TO DO:
Repeat the entire listing exactly as written.

- - -

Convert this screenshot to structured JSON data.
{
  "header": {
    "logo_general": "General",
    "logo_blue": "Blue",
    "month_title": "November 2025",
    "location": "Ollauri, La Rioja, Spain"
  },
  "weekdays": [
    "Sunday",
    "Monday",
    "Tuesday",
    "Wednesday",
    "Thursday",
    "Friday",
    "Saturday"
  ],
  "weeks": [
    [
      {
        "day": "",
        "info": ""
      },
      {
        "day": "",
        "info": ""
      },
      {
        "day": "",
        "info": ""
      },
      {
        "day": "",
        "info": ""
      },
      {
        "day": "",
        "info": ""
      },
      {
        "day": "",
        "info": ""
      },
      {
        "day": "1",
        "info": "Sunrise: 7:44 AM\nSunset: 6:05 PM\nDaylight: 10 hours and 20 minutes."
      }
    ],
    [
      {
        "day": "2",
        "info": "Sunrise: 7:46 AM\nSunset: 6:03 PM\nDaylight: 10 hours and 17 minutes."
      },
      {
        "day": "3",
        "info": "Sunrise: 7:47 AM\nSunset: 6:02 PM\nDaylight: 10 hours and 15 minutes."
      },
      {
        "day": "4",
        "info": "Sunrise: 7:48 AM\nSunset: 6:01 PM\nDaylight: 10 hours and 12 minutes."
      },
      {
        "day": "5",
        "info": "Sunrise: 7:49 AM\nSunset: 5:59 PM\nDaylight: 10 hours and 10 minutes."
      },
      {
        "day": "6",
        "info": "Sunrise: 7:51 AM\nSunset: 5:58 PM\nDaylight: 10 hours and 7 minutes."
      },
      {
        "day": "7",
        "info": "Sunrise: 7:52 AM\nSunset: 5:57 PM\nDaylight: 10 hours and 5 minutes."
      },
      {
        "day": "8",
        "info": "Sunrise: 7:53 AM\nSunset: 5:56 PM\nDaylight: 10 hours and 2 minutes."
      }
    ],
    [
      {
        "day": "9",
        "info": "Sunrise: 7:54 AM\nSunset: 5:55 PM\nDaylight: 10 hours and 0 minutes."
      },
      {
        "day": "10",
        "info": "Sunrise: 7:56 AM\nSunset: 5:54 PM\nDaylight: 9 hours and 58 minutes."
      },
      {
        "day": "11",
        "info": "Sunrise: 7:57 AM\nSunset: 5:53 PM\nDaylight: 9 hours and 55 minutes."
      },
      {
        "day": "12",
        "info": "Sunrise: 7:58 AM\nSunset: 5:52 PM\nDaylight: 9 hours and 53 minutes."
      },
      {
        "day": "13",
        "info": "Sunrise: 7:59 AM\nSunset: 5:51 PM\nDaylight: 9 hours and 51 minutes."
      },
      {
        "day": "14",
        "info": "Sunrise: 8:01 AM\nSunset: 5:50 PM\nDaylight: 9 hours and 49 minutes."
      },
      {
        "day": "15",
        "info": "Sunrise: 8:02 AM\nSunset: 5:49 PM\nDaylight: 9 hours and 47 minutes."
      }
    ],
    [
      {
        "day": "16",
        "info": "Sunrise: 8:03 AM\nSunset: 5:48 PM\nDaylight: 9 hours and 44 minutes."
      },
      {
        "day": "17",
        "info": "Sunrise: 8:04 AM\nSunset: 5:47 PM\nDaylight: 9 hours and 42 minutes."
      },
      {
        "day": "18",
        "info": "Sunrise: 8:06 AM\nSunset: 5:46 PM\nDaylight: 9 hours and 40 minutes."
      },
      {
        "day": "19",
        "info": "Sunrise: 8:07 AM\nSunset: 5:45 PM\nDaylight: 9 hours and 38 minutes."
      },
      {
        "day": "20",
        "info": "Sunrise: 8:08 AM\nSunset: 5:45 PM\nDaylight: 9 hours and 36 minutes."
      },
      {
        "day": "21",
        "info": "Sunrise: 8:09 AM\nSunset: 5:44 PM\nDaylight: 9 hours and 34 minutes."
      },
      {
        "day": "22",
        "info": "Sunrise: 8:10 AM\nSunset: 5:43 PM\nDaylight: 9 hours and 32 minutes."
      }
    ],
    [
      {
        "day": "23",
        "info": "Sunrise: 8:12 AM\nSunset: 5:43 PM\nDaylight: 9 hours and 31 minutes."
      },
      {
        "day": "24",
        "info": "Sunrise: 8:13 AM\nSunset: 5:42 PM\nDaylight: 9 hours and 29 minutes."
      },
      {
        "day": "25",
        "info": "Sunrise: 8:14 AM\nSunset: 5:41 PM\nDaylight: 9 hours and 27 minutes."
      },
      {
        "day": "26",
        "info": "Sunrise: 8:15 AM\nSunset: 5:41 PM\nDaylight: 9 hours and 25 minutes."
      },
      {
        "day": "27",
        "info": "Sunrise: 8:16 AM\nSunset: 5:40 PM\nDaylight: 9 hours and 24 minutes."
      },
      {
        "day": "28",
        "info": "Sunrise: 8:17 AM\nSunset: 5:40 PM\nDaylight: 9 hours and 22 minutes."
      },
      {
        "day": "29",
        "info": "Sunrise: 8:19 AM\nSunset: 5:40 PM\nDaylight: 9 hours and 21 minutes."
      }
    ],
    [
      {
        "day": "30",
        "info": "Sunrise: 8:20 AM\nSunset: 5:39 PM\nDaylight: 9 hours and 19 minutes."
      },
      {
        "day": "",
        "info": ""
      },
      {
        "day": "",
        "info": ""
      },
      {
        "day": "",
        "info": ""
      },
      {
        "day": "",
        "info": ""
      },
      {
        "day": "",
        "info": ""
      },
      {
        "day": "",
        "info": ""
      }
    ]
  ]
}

- - -

TASK ANSWER:
Convert this screenshot to structured JSON data.
{
  "header": {
    "logo_general": "General",
    "logo_blue": "Blue",
    "month_title": "November 2025",
    "location": "Ollauri, La Rioja, Spain"
  },
  "weekdays": [
    "Sunday",
    "Monday",
    "Tuesday",
    "Wednesday",
    "Thursday",
    "Friday",
    "Saturday"
  ],
  "weeks": [
    [
      {
        "day": "",
        "info": ""
      },
      {
        "day": "",
        "info": ""
      },
      {
        "day": "",
        "info": ""
      },
      {
        "day": "",
        "info": ""
      },
      {
        "day": "",
        "info": ""
      },
      {
        "day": "",
        "info": ""
      },
      {
        "day": "1",
        "info": "Sunrise: 7:44 AM\nSunset: 6:05 PM\nDaylight: 10 hours and 20 minutes."
      }
    ],
    [
      {
        "day": "2",
        "info": "Sunrise: 7:46 AM\nSunset: 6:03 PM\nDaylight: 10 hours and 17 minutes."
      },
      {
        "day": "3",
        "info": "Sunrise: 7:47 AM\nSunset: 6:02 PM\nDaylight: 10 hours and 15 minutes."
      },
      {
        "day": "4",
        "info": "Sunrise: 7:48 AM\nSunset: 6:01 PM\nDaylight: 10 hours and 12 minutes."
      },
      {
        "day": "5",
        "info": "Sunrise: 7:49 AM\nSunset: 5:59 PM\nDaylight: 10 hours and 10 minutes."
      },
      {
        "day": "6",
        "info": "Sunrise: 7:51 AM\nSunset: 5:58 PM\nDaylight: 10 hours and 7 minutes."
      },
      {
        "day": "7",
        "info": "Sunrise: 7:52 AM\nSunset: 5:57 PM\nDaylight: 10 hours and 5 minutes."
      },
      {
        "day": "8",
        "info": "Sunrise: 7:53 AM\nSunset: 5:56 PM\nDaylight: 10 hours and 2 minutes."
      }
    ],
    [
      {
        "day": "9",
        "info": "Sunrise: 7:54 AM\nSunset: 5:55 PM\nDaylight: 10 hours and 0 minutes."
      },
      {
        "day": "10",
        "info": "Sunrise: 7:56 AM\nSunset: 5:54 PM\nDaylight: 9 hours and 58 minutes."
      },
      {
        "day": "11",
        "info": "Sunrise: 7:57 AM\nSunset: 5:53 PM\nDaylight: 9 hours and 55 minutes."
      },
      {
        "day": "12",
        "info": "Sunrise: 7:58 AM\nSunset: 5:52 PM\nDaylight: 9 hours and 53 minutes."
      },
      {
        "day": "13",
        "info": "Sunrise: 7:59 AM\nSunset: 5:51 PM\nDaylight: 9 hours and 51 minutes."
      },
      {
        "day": "14",
        "info": "Sunrise: 8:01 AM\nSunset: 5:50 PM\nDaylight: 9 hours and 49 minutes."
      },
      {
        "day": "15",
        "info": "Sunrise: 8:02 AM\nSunset: 5:49 PM\nDaylight: 9 hours and 47 minutes."
      }
    ],
    [
      {
        "day": "16",
        "info": "Sunrise: 8:03 AM\nSunset: 5:48 PM\nDaylight: 9 hours and 44 minutes."
      },
      {
        "day": "17",
        "info": "Sunrise: 8:04 AM\nSunset: 5:47 PM\nDaylight: 9 hours and 42 minutes."
      },
      {
        "day": "18",
        "info": "Sunrise: 8:06 AM\nSunset: 5:46 PM\nDaylight: 9 hours and 40 minutes."
      },
      {
        "day": "19",
        "info": "Sunrise: 8:07 AM\nSunset: 5:45 PM\nDaylight: 9 hours and 38 minutes."
      },
      {
        "day": "20",
        "info": "Sunrise: 8:08 AM\nSunset: 5:45 PM\nDaylight: 9 hours and 36 minutes."
      },
      {
        "day": "21",
        "info": "Sunrise: 8:09 AM\nSunset: 5:44 PM\nDaylight: 9 hours and 34 minutes."
      },
      {
        "day": "22",
        "info": "Sunrise: 8:10 AM\nSunset: 5:43 PM\nDaylight: 9 hours and 32 minutes."
      }
    ],
    [
      {
        "day": "23",
        "info": "Sunrise: 8:12 AM\nSunset: 5:43 PM\nDaylight: 9 hours and 31 minutes."
      },
      {
        "day": "24",
        "info": "Sunrise: 8:13 AM\nSunset: 5:42 PM\nDaylight: 9 hours and 29 minutes."
      },
      {
        "day": "25",
        "info": "Sunrise: 8:14 AM\nSunset: 5:41 PM\nDaylight: 9 hours and 27 minutes."
      },
      {
        "day": "26",
        "info": "Sunrise: 8:15 AM\nSunset: 5:41 PM\nDaylight: 9 hours and 25 minutes."
      },
      {
        "day": "27",
        "info": "Sunrise: 8:16 AM\nSunset: 5:40 PM\nDaylight: 9 hours and 24 minutes."
      },
      {
        "day": "28",
        "info": "Sunrise: 8:17 AM\nSunset: 5:40 PM\nDaylight: 9 hours and 22 minutes."
      },
      {
        "day": "29",
        "info": "Sunrise: 8:19 AM\nSunset: 5:40 PM\nDaylight: 9 hours and 21 minutes."
      }
    ],
    [
      {
        "day": "30",
        "info": "Sunrise: 8:20 AM\nSunset: 5:39 PM\nDaylight: 9 hours and 19 minutes."
      },
      {
        "day": "",
        "info": ""
      },
      {
        "day": "",
        "info": ""
      },
      {
        "day": "",
        "info": ""
      },
      {
        "day": "",
        "info": ""
      },
      {
        "day": "",
        "info": ""
      },
      {
        "day": "",
        "info": ""
      }
    ]
  ]
}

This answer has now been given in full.